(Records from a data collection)
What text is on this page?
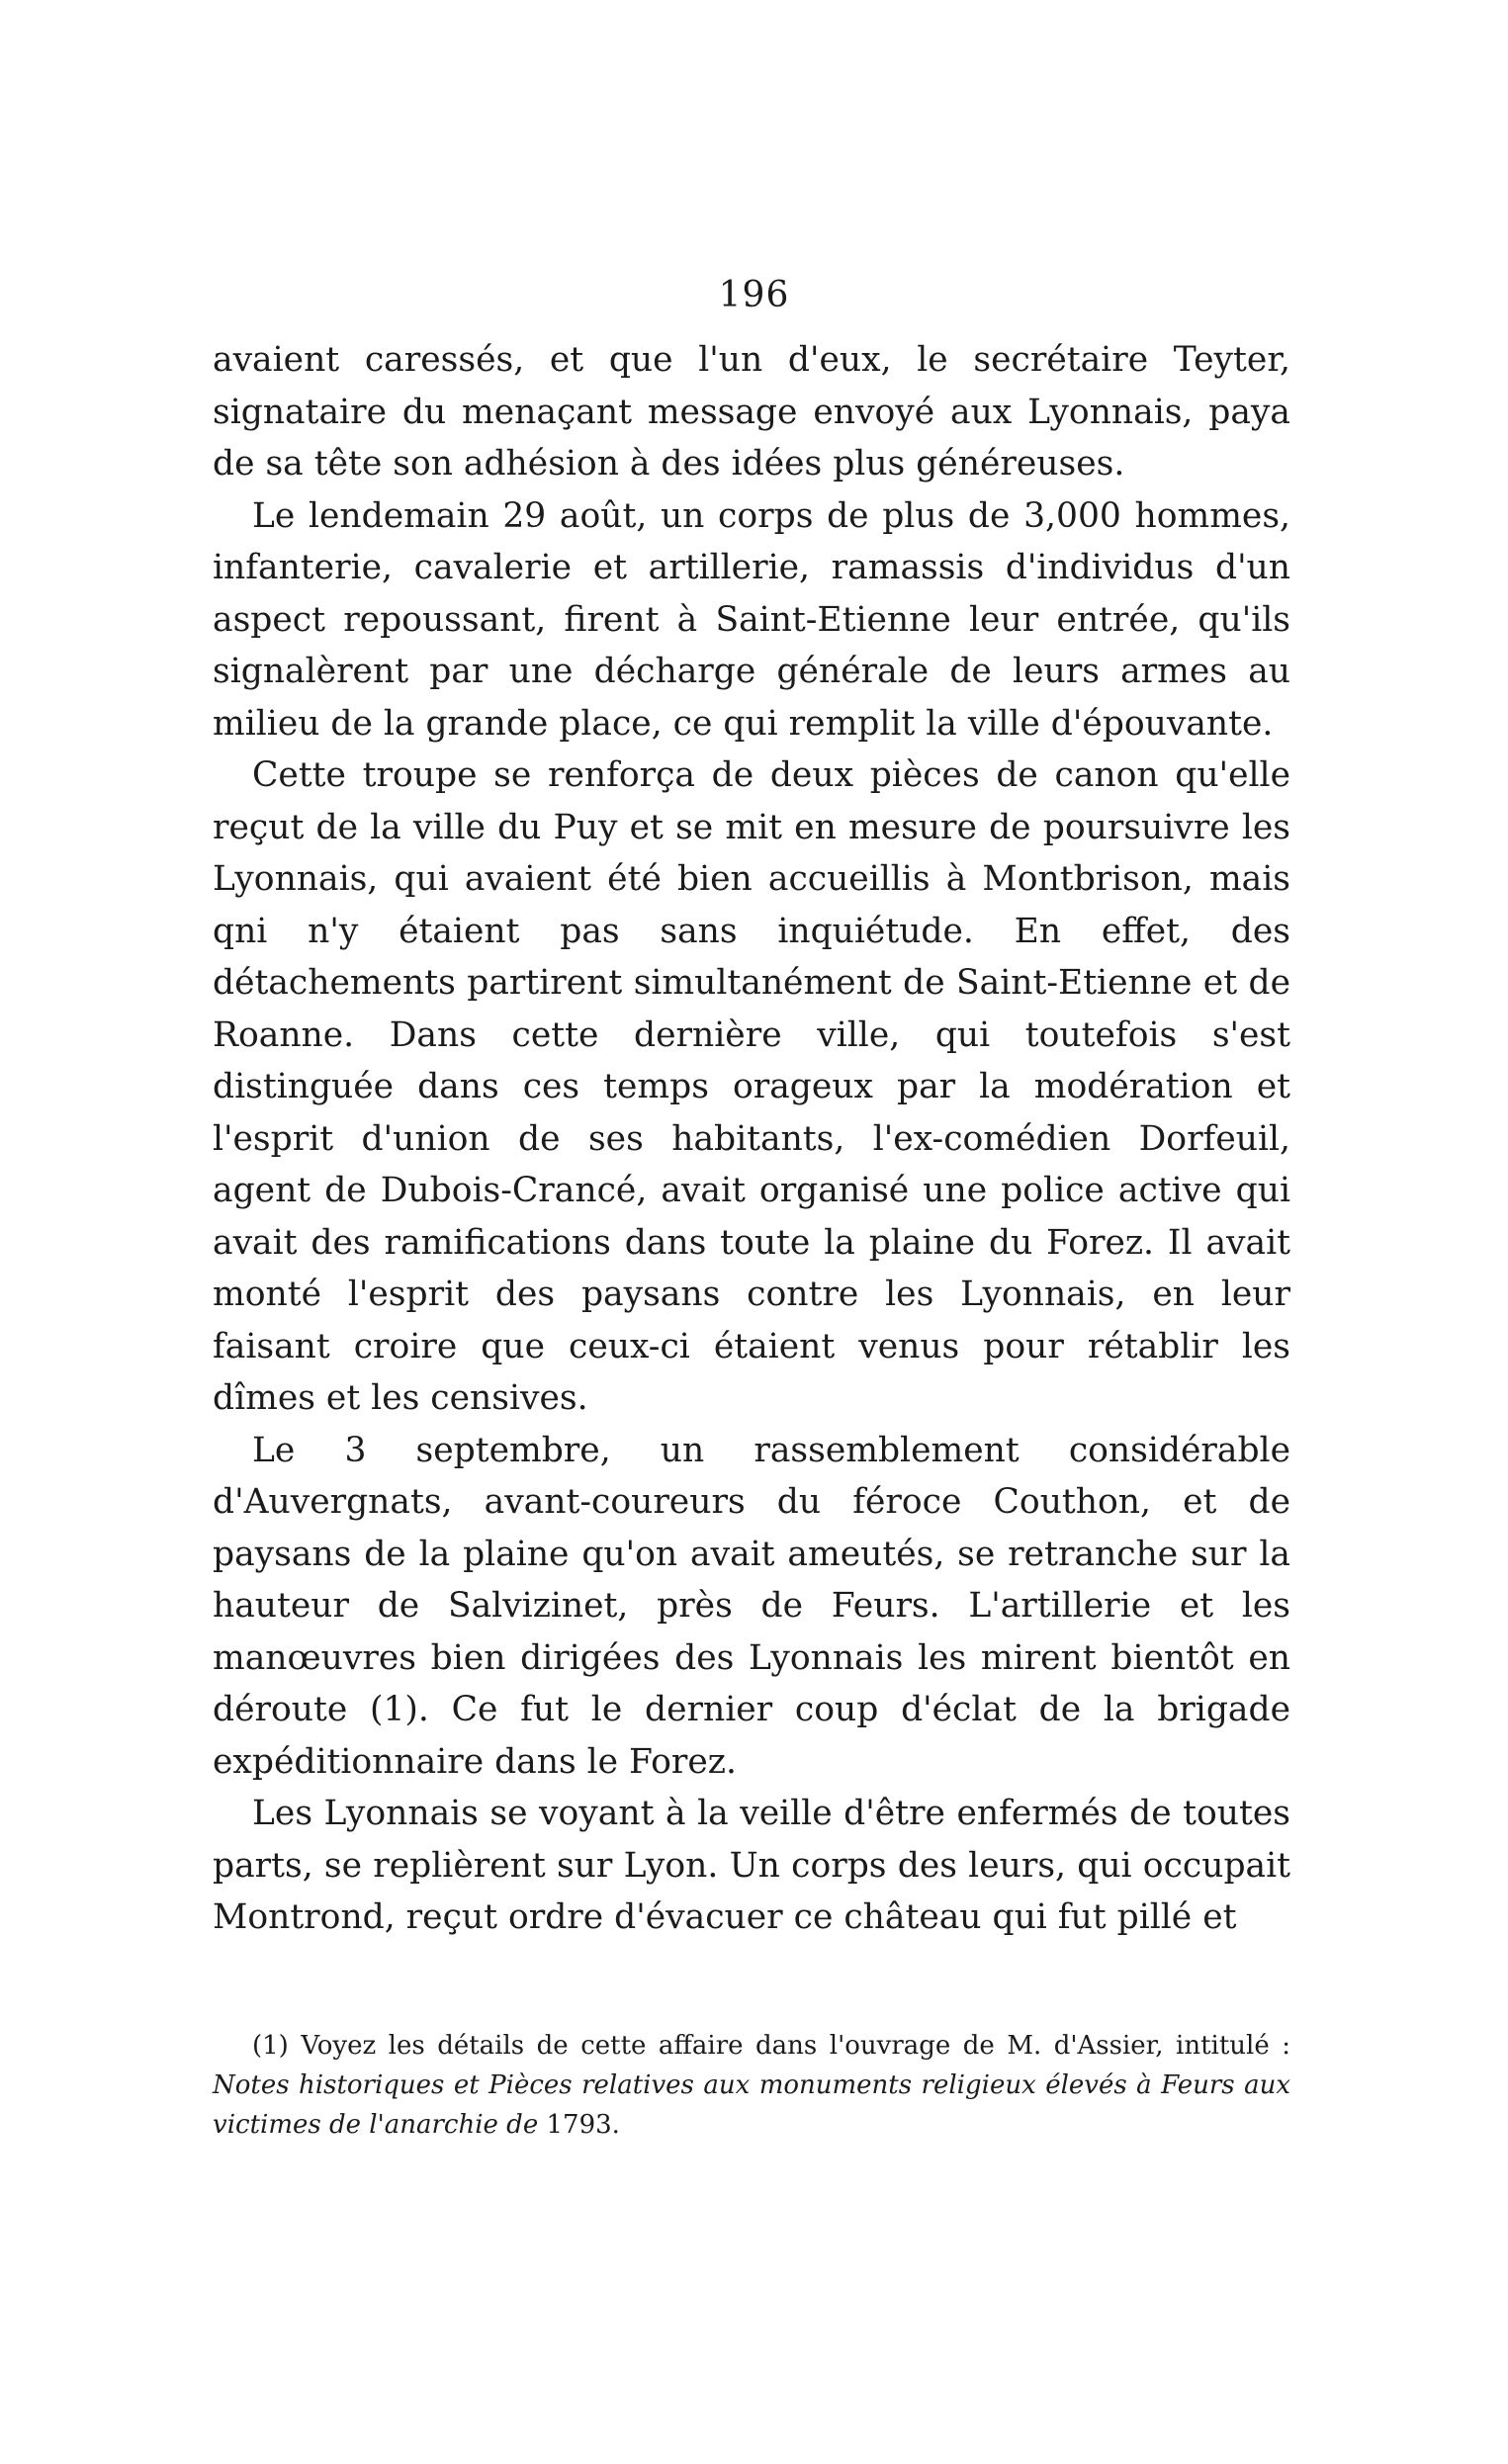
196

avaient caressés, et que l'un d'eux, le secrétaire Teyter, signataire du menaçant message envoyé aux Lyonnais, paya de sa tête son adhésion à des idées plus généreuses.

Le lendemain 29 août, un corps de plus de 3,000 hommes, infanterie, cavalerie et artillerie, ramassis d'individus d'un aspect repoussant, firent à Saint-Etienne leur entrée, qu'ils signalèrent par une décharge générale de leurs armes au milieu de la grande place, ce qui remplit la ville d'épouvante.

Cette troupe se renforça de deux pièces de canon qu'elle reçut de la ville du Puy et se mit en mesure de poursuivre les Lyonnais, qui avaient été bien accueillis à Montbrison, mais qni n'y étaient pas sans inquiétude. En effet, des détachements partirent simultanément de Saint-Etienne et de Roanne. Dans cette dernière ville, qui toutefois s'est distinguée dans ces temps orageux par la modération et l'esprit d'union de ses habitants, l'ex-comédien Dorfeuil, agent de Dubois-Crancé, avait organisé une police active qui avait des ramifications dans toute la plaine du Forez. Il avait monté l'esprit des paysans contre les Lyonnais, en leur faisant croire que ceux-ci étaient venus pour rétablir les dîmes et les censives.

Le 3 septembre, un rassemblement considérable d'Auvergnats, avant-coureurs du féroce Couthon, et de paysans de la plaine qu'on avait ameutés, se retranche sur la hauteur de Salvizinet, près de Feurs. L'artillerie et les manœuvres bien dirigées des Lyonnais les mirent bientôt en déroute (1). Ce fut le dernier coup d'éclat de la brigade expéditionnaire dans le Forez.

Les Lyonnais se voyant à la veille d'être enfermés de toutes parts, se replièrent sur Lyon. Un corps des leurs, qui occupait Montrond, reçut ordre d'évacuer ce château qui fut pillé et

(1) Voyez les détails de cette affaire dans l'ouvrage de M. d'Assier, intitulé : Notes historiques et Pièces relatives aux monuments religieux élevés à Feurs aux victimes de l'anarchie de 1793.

---

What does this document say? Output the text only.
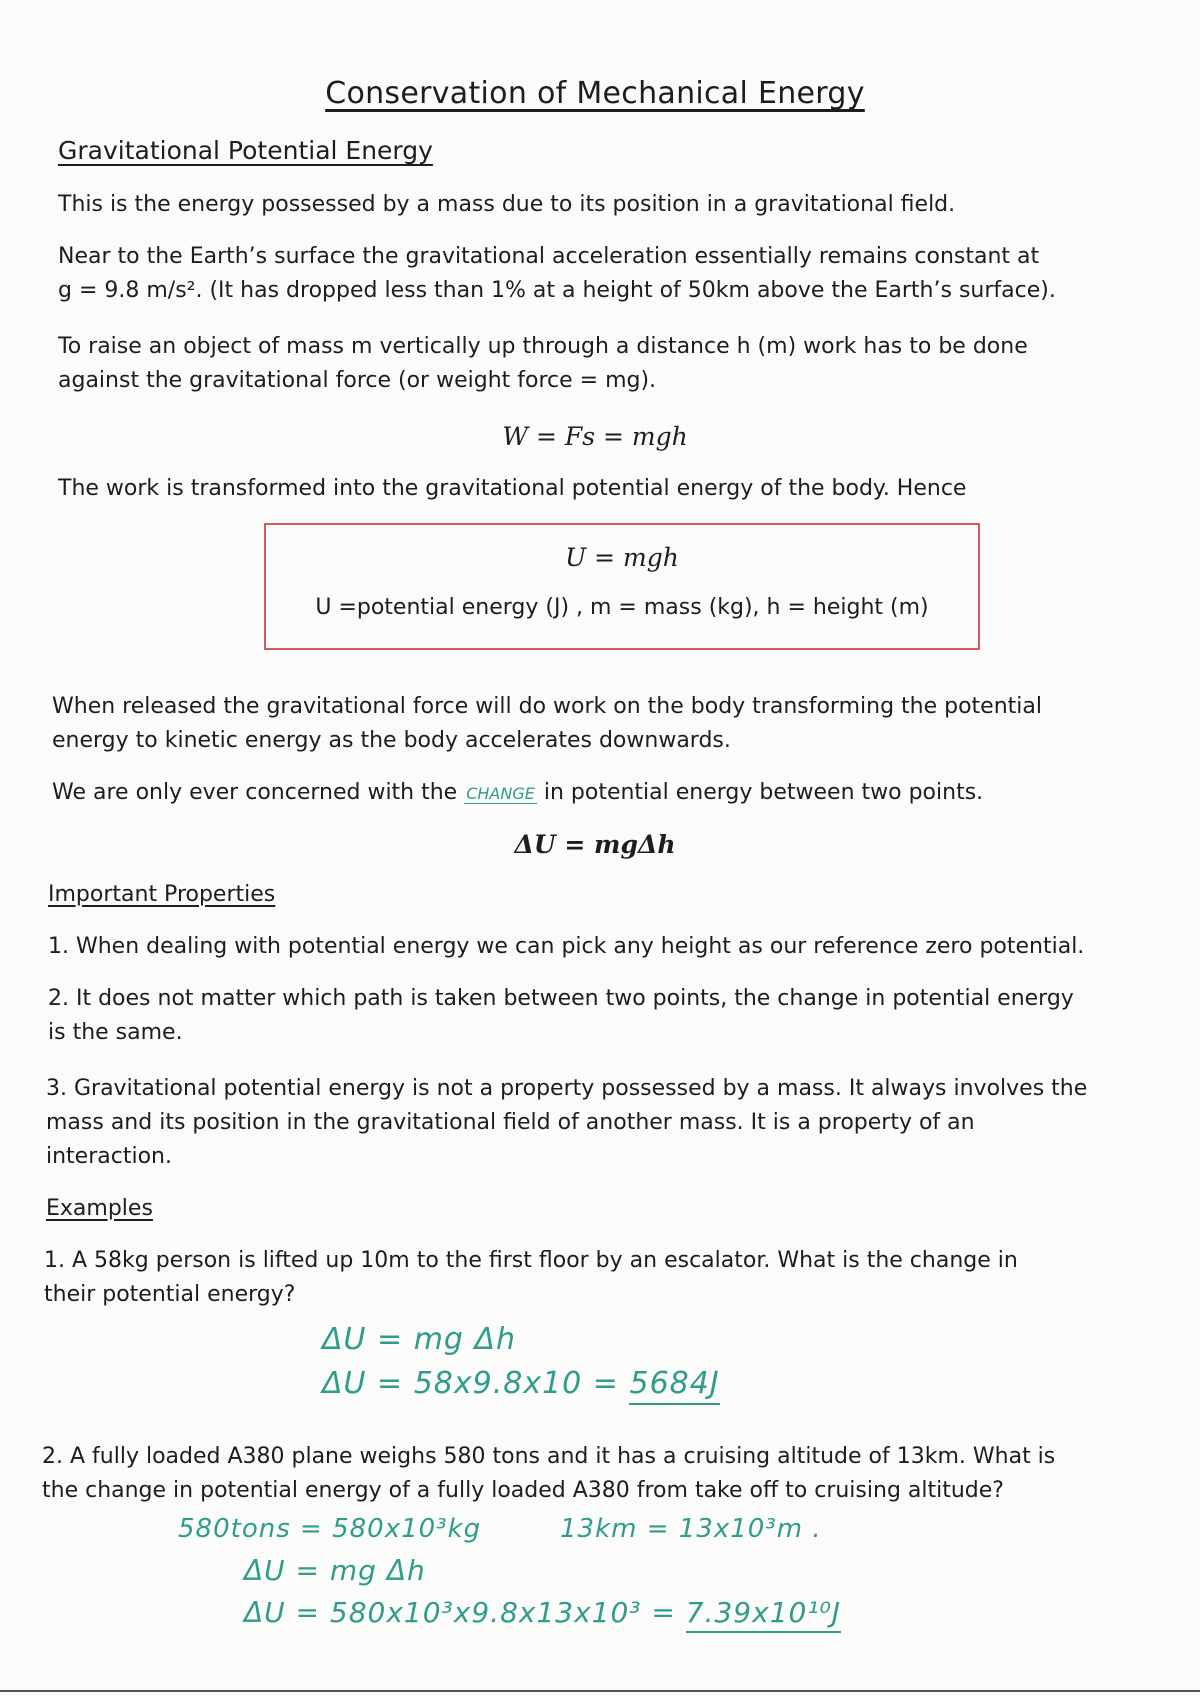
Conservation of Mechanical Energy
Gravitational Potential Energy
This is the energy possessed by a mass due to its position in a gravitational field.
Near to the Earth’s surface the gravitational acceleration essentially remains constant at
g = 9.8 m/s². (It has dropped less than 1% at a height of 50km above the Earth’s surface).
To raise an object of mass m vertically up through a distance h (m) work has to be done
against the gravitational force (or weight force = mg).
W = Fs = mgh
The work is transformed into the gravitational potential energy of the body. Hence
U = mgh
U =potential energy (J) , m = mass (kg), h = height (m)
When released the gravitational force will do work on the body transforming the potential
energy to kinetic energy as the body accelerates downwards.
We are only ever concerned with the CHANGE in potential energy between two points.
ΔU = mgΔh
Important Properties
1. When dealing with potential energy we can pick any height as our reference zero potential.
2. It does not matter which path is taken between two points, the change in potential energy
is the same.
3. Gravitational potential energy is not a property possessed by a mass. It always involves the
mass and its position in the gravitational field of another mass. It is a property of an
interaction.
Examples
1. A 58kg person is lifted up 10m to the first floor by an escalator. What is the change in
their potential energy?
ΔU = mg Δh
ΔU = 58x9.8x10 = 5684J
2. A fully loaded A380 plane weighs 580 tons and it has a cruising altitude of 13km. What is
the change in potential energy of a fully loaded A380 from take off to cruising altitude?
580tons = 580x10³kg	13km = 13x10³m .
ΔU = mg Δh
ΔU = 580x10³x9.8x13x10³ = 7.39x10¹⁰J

> _Objective_: Copy each line from the data above that includes "altitude".

> _Problem solution_:
2. A fully loaded A380 plane weighs 580 tons and it has a cruising altitude of 13km. What is
the change in potential energy of a fully loaded A380 from take off to cruising altitude?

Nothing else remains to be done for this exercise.